**What to do**
Find the lines holding "ngovt" and copy them.

[Start The records]

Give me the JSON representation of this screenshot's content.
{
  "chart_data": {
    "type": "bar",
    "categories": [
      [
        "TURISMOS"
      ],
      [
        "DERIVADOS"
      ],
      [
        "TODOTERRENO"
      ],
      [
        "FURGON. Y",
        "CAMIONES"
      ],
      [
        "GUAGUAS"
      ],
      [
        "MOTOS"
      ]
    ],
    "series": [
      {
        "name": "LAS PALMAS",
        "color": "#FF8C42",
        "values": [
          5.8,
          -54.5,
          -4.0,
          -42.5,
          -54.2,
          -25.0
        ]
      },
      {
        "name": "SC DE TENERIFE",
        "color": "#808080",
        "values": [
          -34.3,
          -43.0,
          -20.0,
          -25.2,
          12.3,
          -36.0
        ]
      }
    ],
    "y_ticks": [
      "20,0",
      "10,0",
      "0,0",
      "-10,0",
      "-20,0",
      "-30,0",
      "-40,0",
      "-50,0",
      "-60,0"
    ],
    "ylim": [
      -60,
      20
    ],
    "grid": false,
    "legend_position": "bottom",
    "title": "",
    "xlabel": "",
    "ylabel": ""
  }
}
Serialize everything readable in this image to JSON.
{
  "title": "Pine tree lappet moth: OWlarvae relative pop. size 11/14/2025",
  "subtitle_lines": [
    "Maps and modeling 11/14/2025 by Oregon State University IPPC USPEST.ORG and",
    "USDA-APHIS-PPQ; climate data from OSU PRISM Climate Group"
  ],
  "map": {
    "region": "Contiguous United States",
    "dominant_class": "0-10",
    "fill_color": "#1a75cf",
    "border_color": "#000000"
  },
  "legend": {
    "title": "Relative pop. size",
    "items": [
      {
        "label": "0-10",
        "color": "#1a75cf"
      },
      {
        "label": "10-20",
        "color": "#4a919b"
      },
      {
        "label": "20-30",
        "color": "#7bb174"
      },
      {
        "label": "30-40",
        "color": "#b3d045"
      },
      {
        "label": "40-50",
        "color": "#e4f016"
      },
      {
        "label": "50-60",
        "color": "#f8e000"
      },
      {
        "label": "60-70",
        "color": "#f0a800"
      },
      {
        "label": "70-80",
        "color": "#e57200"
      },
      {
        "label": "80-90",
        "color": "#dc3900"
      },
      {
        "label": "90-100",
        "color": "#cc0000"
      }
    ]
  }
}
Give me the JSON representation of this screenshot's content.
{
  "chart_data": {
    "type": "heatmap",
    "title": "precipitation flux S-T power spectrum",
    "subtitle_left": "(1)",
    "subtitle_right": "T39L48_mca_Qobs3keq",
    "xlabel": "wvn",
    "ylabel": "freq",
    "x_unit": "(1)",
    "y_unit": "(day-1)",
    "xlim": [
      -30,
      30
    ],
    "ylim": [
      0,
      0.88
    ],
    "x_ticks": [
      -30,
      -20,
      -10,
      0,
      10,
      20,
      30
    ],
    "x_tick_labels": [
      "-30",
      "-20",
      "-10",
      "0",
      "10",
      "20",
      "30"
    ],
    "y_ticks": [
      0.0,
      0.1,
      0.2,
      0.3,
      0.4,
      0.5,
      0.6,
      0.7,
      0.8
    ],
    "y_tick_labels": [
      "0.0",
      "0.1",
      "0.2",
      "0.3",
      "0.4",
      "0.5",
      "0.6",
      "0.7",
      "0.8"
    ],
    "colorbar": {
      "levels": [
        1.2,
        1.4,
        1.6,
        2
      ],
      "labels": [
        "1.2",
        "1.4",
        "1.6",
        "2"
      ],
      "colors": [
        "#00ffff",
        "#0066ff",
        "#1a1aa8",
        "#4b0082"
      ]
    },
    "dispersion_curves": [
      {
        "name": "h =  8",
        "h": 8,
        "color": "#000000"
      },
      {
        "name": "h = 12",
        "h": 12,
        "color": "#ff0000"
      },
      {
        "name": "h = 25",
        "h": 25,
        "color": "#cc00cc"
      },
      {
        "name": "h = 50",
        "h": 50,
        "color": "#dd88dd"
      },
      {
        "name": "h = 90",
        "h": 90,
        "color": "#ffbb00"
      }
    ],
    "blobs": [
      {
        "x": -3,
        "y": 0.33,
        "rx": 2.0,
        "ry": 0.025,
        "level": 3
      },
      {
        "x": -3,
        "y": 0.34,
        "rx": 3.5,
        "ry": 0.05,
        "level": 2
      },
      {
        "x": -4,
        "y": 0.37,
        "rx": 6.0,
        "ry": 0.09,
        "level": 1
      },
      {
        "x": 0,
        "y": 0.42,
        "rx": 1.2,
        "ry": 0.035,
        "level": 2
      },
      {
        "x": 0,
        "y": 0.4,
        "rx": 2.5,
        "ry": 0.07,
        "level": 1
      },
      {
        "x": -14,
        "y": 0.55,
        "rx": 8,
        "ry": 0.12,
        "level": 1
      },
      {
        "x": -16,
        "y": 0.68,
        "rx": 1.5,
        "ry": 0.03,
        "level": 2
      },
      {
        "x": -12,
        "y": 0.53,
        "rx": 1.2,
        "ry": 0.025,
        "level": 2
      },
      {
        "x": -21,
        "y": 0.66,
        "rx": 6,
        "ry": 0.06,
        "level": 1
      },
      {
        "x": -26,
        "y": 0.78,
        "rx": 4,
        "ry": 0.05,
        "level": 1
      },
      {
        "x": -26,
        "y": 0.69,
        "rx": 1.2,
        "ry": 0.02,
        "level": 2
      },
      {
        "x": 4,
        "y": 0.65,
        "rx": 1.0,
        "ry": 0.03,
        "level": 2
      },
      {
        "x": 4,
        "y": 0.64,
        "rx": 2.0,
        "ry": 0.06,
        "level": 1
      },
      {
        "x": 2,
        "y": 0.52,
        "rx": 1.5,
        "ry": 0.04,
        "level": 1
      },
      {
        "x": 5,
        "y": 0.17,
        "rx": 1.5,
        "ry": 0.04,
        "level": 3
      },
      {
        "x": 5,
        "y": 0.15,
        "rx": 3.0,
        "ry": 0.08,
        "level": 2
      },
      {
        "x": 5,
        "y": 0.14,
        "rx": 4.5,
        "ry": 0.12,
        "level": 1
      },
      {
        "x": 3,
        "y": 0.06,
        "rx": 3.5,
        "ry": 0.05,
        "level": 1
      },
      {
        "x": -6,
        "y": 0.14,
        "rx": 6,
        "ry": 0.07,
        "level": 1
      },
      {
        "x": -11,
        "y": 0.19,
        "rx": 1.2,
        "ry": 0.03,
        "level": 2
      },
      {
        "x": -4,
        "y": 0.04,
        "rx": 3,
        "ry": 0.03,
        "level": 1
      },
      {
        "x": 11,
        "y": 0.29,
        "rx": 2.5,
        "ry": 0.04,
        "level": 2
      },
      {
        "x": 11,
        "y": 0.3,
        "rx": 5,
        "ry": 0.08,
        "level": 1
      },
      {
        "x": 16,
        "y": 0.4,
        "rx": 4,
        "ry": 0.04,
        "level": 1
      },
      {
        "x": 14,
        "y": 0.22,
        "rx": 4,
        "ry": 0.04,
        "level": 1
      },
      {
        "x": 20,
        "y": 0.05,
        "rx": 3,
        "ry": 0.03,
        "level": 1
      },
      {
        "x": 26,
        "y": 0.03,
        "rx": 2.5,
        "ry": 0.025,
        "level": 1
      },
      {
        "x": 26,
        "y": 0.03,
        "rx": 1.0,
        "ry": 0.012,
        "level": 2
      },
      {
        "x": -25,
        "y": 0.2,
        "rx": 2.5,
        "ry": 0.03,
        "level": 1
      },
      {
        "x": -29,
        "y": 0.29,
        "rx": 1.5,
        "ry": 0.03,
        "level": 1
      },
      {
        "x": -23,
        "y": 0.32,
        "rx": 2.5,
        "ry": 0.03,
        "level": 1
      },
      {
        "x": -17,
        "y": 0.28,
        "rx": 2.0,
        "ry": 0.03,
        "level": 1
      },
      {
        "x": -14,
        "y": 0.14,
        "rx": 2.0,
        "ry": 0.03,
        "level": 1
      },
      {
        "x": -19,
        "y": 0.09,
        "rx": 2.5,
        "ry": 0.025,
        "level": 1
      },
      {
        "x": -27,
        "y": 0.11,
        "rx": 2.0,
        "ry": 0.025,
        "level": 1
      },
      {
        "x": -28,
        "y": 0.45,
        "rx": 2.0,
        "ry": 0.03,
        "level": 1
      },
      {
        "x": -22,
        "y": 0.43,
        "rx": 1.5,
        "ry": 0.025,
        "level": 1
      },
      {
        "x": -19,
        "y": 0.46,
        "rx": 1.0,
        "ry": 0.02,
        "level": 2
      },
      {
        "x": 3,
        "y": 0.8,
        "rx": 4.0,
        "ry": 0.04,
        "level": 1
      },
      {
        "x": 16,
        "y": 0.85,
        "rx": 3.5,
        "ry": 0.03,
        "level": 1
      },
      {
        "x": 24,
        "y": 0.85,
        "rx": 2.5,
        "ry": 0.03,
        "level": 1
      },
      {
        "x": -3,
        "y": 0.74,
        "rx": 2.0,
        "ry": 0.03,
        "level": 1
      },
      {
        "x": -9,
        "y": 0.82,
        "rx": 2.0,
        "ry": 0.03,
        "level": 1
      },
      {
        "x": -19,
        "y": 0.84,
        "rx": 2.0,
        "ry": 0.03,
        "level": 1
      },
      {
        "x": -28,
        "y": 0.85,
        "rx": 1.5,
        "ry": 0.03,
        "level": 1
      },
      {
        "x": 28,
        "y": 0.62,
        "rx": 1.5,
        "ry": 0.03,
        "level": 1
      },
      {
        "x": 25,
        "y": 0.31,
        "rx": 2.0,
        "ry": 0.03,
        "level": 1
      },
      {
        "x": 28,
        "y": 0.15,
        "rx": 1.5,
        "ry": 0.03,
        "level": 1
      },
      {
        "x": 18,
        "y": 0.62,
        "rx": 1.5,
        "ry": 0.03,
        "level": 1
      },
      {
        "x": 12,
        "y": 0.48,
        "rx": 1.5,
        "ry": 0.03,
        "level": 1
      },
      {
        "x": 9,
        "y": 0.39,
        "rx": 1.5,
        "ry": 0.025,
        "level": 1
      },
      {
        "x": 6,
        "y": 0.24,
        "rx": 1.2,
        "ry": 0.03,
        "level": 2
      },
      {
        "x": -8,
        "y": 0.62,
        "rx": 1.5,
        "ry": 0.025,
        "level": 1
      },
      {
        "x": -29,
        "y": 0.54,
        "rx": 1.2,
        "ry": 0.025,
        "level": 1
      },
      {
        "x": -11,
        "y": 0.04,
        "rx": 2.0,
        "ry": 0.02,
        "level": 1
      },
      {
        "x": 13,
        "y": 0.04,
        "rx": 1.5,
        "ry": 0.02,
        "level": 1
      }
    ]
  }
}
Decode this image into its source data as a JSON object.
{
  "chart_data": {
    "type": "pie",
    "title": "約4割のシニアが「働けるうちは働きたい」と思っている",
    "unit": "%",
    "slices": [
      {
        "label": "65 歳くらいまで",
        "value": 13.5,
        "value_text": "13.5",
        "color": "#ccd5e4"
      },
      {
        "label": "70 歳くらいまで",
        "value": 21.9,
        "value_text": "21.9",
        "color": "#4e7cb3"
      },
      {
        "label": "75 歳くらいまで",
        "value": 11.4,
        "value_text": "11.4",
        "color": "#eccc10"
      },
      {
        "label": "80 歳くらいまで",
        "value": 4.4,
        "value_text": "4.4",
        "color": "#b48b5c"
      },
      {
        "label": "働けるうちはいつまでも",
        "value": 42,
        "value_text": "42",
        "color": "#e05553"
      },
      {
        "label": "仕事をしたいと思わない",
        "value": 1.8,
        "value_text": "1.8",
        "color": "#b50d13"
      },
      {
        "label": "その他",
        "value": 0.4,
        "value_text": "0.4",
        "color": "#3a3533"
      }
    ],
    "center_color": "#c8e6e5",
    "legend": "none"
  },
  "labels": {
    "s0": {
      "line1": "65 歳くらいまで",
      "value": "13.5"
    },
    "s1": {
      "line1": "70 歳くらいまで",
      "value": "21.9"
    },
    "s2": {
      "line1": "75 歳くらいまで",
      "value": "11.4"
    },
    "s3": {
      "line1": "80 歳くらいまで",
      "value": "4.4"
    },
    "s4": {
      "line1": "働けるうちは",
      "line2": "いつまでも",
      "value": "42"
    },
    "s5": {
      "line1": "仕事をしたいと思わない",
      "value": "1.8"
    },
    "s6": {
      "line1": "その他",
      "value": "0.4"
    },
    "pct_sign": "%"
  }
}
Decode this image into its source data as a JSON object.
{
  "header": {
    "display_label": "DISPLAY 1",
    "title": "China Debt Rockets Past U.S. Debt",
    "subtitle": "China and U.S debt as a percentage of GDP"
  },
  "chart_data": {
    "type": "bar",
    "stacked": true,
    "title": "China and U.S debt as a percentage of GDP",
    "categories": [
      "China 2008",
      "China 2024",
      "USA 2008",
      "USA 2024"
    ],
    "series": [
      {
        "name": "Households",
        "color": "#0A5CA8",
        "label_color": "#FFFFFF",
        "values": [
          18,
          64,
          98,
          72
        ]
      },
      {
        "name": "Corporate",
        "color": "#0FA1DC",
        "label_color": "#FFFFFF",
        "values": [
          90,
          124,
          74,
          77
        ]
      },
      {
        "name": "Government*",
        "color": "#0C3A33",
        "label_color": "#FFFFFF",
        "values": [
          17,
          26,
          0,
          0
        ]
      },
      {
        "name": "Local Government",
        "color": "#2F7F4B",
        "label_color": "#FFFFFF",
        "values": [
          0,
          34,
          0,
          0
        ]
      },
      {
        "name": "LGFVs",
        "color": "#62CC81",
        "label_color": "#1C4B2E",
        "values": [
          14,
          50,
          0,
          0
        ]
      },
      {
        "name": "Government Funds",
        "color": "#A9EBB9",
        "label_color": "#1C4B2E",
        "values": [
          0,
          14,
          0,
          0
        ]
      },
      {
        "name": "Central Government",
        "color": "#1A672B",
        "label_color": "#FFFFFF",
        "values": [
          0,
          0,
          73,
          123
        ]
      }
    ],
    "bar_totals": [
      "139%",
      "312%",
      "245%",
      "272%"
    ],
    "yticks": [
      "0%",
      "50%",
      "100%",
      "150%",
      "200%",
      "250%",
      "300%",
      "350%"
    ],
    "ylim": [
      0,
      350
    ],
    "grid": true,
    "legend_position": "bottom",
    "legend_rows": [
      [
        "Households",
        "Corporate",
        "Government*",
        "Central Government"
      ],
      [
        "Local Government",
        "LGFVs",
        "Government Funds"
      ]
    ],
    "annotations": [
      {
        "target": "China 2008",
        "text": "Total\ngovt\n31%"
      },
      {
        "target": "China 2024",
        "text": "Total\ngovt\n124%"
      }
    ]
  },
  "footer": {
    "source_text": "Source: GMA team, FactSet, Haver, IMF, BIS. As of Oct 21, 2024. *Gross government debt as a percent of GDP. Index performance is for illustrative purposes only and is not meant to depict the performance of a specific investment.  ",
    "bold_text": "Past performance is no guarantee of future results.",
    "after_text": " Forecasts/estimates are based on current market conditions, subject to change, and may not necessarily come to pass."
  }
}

[End The records]

**Response to this exercise**
        "text": "Total\ngovt\n31%"
        "text": "Total\ngovt\n124%"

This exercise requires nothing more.